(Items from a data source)
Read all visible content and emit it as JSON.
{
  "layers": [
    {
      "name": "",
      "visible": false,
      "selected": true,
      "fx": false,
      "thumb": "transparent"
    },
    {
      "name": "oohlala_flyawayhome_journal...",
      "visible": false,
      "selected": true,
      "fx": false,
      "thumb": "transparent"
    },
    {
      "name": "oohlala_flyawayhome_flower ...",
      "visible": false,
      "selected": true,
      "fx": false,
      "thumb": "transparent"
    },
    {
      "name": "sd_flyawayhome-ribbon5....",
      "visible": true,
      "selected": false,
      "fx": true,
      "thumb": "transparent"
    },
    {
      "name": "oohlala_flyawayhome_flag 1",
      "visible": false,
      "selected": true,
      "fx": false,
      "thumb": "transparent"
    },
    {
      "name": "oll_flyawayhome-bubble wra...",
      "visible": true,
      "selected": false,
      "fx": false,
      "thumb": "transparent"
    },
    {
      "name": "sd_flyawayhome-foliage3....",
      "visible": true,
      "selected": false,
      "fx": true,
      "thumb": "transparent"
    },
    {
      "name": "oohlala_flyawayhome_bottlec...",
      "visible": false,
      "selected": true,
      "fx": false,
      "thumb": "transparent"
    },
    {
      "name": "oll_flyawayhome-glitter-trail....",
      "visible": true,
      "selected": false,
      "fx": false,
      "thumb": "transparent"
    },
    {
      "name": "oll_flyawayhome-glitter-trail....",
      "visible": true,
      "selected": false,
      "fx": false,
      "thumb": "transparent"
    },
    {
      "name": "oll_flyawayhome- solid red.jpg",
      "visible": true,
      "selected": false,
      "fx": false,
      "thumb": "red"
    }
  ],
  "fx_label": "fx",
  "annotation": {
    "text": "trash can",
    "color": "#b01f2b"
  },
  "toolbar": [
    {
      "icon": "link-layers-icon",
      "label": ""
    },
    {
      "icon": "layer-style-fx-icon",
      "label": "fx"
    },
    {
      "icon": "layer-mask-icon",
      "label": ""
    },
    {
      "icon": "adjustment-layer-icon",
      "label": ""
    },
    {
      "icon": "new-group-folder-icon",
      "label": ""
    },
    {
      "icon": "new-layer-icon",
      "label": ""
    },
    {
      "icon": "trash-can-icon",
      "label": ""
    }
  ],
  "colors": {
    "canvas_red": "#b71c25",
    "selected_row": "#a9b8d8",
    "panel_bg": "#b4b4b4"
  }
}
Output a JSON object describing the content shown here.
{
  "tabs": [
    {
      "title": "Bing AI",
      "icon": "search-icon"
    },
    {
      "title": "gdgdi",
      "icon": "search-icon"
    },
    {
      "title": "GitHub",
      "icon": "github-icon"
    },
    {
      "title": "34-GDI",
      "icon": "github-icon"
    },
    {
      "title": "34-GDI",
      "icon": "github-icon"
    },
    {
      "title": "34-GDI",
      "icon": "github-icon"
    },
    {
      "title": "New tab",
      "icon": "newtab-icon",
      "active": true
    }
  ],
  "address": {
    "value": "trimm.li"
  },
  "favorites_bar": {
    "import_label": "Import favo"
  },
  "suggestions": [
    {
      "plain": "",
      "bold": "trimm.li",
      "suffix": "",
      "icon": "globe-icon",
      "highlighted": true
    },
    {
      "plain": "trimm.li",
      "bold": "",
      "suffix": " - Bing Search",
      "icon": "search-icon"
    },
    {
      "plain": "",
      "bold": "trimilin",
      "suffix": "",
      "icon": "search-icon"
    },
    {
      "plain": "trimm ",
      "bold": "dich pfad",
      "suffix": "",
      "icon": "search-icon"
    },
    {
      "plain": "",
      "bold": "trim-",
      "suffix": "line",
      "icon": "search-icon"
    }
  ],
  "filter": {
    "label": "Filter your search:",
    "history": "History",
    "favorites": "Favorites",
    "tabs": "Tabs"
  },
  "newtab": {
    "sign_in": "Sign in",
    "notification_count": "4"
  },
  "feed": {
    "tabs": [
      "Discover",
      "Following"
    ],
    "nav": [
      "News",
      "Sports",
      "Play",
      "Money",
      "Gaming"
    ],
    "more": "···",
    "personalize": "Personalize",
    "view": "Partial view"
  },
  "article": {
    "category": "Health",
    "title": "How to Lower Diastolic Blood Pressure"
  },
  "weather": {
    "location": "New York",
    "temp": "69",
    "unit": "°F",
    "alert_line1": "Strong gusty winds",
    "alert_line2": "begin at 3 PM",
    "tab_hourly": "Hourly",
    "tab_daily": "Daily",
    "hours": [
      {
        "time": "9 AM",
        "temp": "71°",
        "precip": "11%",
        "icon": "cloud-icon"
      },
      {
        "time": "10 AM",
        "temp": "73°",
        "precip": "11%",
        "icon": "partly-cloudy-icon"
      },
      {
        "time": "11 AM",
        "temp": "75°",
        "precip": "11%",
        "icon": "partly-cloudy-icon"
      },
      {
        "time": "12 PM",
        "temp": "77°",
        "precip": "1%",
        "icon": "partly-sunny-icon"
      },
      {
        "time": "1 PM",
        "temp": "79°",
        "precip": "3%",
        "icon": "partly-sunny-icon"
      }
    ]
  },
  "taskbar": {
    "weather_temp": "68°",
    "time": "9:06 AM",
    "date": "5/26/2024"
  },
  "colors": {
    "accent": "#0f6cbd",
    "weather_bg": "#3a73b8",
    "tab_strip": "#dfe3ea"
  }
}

DESCRIPTION OF THE TASK
Exact output of every entry is required.

EXERCISE OUTPUT
Read all visible content and emit it as JSON.
{
  "layers": [
    {
      "name": "",
      "visible": false,
      "selected": true,
      "fx": false,
      "thumb": "transparent"
    },
    {
      "name": "oohlala_flyawayhome_journal...",
      "visible": false,
      "selected": true,
      "fx": false,
      "thumb": "transparent"
    },
    {
      "name": "oohlala_flyawayhome_flower ...",
      "visible": false,
      "selected": true,
      "fx": false,
      "thumb": "transparent"
    },
    {
      "name": "sd_flyawayhome-ribbon5....",
      "visible": true,
      "selected": false,
      "fx": true,
      "thumb": "transparent"
    },
    {
      "name": "oohlala_flyawayhome_flag 1",
      "visible": false,
      "selected": true,
      "fx": false,
      "thumb": "transparent"
    },
    {
      "name": "oll_flyawayhome-bubble wra...",
      "visible": true,
      "selected": false,
      "fx": false,
      "thumb": "transparent"
    },
    {
      "name": "sd_flyawayhome-foliage3....",
      "visible": true,
      "selected": false,
      "fx": true,
      "thumb": "transparent"
    },
    {
      "name": "oohlala_flyawayhome_bottlec...",
      "visible": false,
      "selected": true,
      "fx": false,
      "thumb": "transparent"
    },
    {
      "name": "oll_flyawayhome-glitter-trail....",
      "visible": true,
      "selected": false,
      "fx": false,
      "thumb": "transparent"
    },
    {
      "name": "oll_flyawayhome-glitter-trail....",
      "visible": true,
      "selected": false,
      "fx": false,
      "thumb": "transparent"
    },
    {
      "name": "oll_flyawayhome- solid red.jpg",
      "visible": true,
      "selected": false,
      "fx": false,
      "thumb": "red"
    }
  ],
  "fx_label": "fx",
  "annotation": {
    "text": "trash can",
    "color": "#b01f2b"
  },
  "toolbar": [
    {
      "icon": "link-layers-icon",
      "label": ""
    },
    {
      "icon": "layer-style-fx-icon",
      "label": "fx"
    },
    {
      "icon": "layer-mask-icon",
      "label": ""
    },
    {
      "icon": "adjustment-layer-icon",
      "label": ""
    },
    {
      "icon": "new-group-folder-icon",
      "label": ""
    },
    {
      "icon": "new-layer-icon",
      "label": ""
    },
    {
      "icon": "trash-can-icon",
      "label": ""
    }
  ],
  "colors": {
    "canvas_red": "#b71c25",
    "selected_row": "#a9b8d8",
    "panel_bg": "#b4b4b4"
  }
}
Output a JSON object describing the content shown here.
{
  "tabs": [
    {
      "title": "Bing AI",
      "icon": "search-icon"
    },
    {
      "title": "gdgdi",
      "icon": "search-icon"
    },
    {
      "title": "GitHub",
      "icon": "github-icon"
    },
    {
      "title": "34-GDI",
      "icon": "github-icon"
    },
    {
      "title": "34-GDI",
      "icon": "github-icon"
    },
    {
      "title": "34-GDI",
      "icon": "github-icon"
    },
    {
      "title": "New tab",
      "icon": "newtab-icon",
      "active": true
    }
  ],
  "address": {
    "value": "trimm.li"
  },
  "favorites_bar": {
    "import_label": "Import favo"
  },
  "suggestions": [
    {
      "plain": "",
      "bold": "trimm.li",
      "suffix": "",
      "icon": "globe-icon",
      "highlighted": true
    },
    {
      "plain": "trimm.li",
      "bold": "",
      "suffix": " - Bing Search",
      "icon": "search-icon"
    },
    {
      "plain": "",
      "bold": "trimilin",
      "suffix": "",
      "icon": "search-icon"
    },
    {
      "plain": "trimm ",
      "bold": "dich pfad",
      "suffix": "",
      "icon": "search-icon"
    },
    {
      "plain": "",
      "bold": "trim-",
      "suffix": "line",
      "icon": "search-icon"
    }
  ],
  "filter": {
    "label": "Filter your search:",
    "history": "History",
    "favorites": "Favorites",
    "tabs": "Tabs"
  },
  "newtab": {
    "sign_in": "Sign in",
    "notification_count": "4"
  },
  "feed": {
    "tabs": [
      "Discover",
      "Following"
    ],
    "nav": [
      "News",
      "Sports",
      "Play",
      "Money",
      "Gaming"
    ],
    "more": "···",
    "personalize": "Personalize",
    "view": "Partial view"
  },
  "article": {
    "category": "Health",
    "title": "How to Lower Diastolic Blood Pressure"
  },
  "weather": {
    "location": "New York",
    "temp": "69",
    "unit": "°F",
    "alert_line1": "Strong gusty winds",
    "alert_line2": "begin at 3 PM",
    "tab_hourly": "Hourly",
    "tab_daily": "Daily",
    "hours": [
      {
        "time": "9 AM",
        "temp": "71°",
        "precip": "11%",
        "icon": "cloud-icon"
      },
      {
        "time": "10 AM",
        "temp": "73°",
        "precip": "11%",
        "icon": "partly-cloudy-icon"
      },
      {
        "time": "11 AM",
        "temp": "75°",
        "precip": "11%",
        "icon": "partly-cloudy-icon"
      },
      {
        "time": "12 PM",
        "temp": "77°",
        "precip": "1%",
        "icon": "partly-sunny-icon"
      },
      {
        "time": "1 PM",
        "temp": "79°",
        "precip": "3%",
        "icon": "partly-sunny-icon"
      }
    ]
  },
  "taskbar": {
    "weather_temp": "68°",
    "time": "9:06 AM",
    "date": "5/26/2024"
  },
  "colors": {
    "accent": "#0f6cbd",
    "weather_bg": "#3a73b8",
    "tab_strip": "#dfe3ea"
  }
}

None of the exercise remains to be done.